REQUIRED WORK.
(a) Reproduce, word for word, the part of the Mei Hua school update that runs from "The Barefoot Artists" down to "better for themselves.".
(b) Answer these questions using the Mei Hua school update:
(i) What is the name of the three-story mural?
(ii) On what date was the mural dedicated?
(iii) Within how many days was the mural project completed?
(c) Pick up the Mei Hua school update after its last line and write the next part.

Mei Hwa Update, 2016
This is Barefoot Artists’ second year working with our team in Mei Hwa. Last year we created the three story high mural “the Gyro Tree of Life” that has impacted the school in multiple ways – in making the school visible, changing students’ attitude about themselves and their school, increasing their curiosity and interest in learning, and team work.
The mural project combined with a year long awakening creativity educational program has earned the school one of the five top award in innovative education in the nation wide competition. For a small, remote, and long time neglected school, this is a huge accomplishment.
Mei Hua Update, 2015
Dedication of the three-story high mural on corrugated metal wall on March 7, 2015. Many distinguished guests participated in the ribbon-cutting ceremony. The small Mei Hua Elementary School, neglected and little visited, was filled with reporters, visitors, and excitement. We accomplished the ambitious project within nine days, with numerous pairs of hands, from that of kindergarteners to senior citizens, families, volunteers from local region and far away cities. We accomplished and WE CAN!!!
The Barefoot Artists program at Mei Hua Elementary School aimed not only to create a beautiful mural, but more importantly, to bring change in the community, from viewing themselves as the unwanted and the weak in the society to becoming poised and creative people who take action to make things better for themselves.
To do that, one must engage the children. Collaborating with Zizhuo Shi, a Buddhist nun from Xiang Guang Shan Si (香光山寺), the “Awakening Creativity in Mei Hua” program was launched last summer, ten months before Lily’s visit. It included painting, story-telling, presentation, interviewing elders in the community and exploring forgotten historical sites in the region.
(Left) The poster announcing the Awakening Creativity summer program. (Right) Look at the children. How proud they are with their art works!

RECORDED DATA.
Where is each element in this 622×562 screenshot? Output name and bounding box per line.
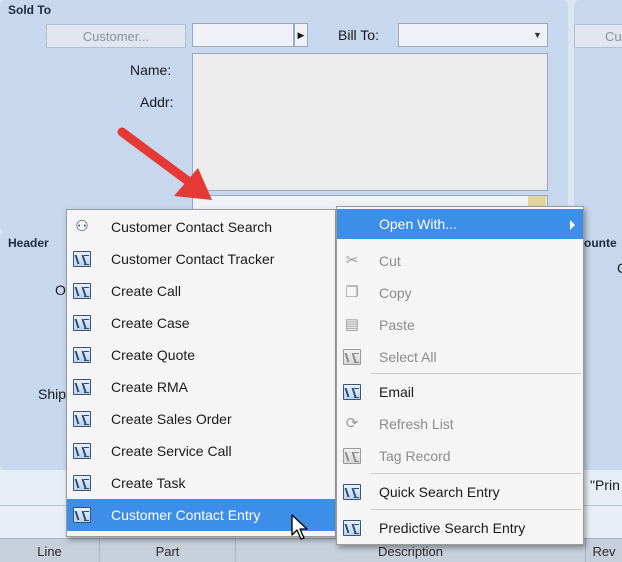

ANSWERS BELOW.
(a)
The Barefoot Artists program at Mei Hua Elementary School aimed not only to create a beautiful mural, but more importantly, to bring change in the community, from viewing themselves as the unwanted and the weak in the society to becoming poised and creative people who take action to make things better for themselves.

(b)
(i) "the Gyro Tree of Life"
(ii) March 7, 2015
(iii) Nine days

(c)
Michele Hemenway, our partner and educator in Louisville, KY commented, “Lily Yeh works with art and community in Daxi, Taiwan, helping to reinvigorate a school that had been so neglected it was close to closure. Look at these children now! I cannot help but think about our own schools here and our children who are also so longing for this kind of joy and expression.”
Through this on-going “Awakening Creativity”program, students created images of two themes, the gyro tops and the tree of life. Their imagination and sensitivity guided the development of Lily’s design for the mural, which incorporated many of the images created by the students.
The gyro tops in the mural represent the long tradition of gyro sport in Daxi, which used to be a flourishing port, exporting many things including the hardwood camphor trees that grow abundantly in the area. Woodcarving and furniture making once thrived. Adults turned the small leftover wood pieces into spin tops for children to play with. Over time, this popular game evolved into a special kind of sport and a gyro culture evolved in Daxi.
A shining feature of the Mei Hua School is its unique gyro sport program, in which students compete and perform with wooden spin tops of all sizes. It was created because of the passion and dedication of the national gyro master Mr. Jian-Wu Wu (吳建五) and the unusual history of the region.
Mr. Wu, who has dedicated his life to the development of the gyro sport, is also a passionate educator. His creativity has turned the gyro sport into performance art. Under his gentle but firm coaching, Mei Hua students become confident and self-assured through long hours of individual and team practices. His effort led to the building of the Gyro Top Museum, where local culture is preserved, honored, and celebrated. Our mural is titled the Mei Hua Gyro Tree of Life in recognition of this culture.
Lily’s Reflections on the Mei Hua School Project in Daxi, Taiwan
The Mei Hua Gyro Tree of Life Mural Project was a great success despite many challenges.
Execution of the project was chaotic and difficult with so many pairs of hands, from kindergarteners to retirees, from the school community to volunteers from the local Daxi region and from the cities of Taipei and Taizhong. In addition, it rained almost every day. Drizzles continually washed away our paints and smeared our surfaces. It was not easy to create, salvage, and repair from a six-level scaffolding with people coming and going in different shifts. Yet, the dedication and persistence of the many participants paid off.
The whole community was moved by the scale and beauty of the mural.
The project transformed people’s understanding of the power of art. It empowered the school community to envision; it emboldened the Daxi residents to dare to imagine.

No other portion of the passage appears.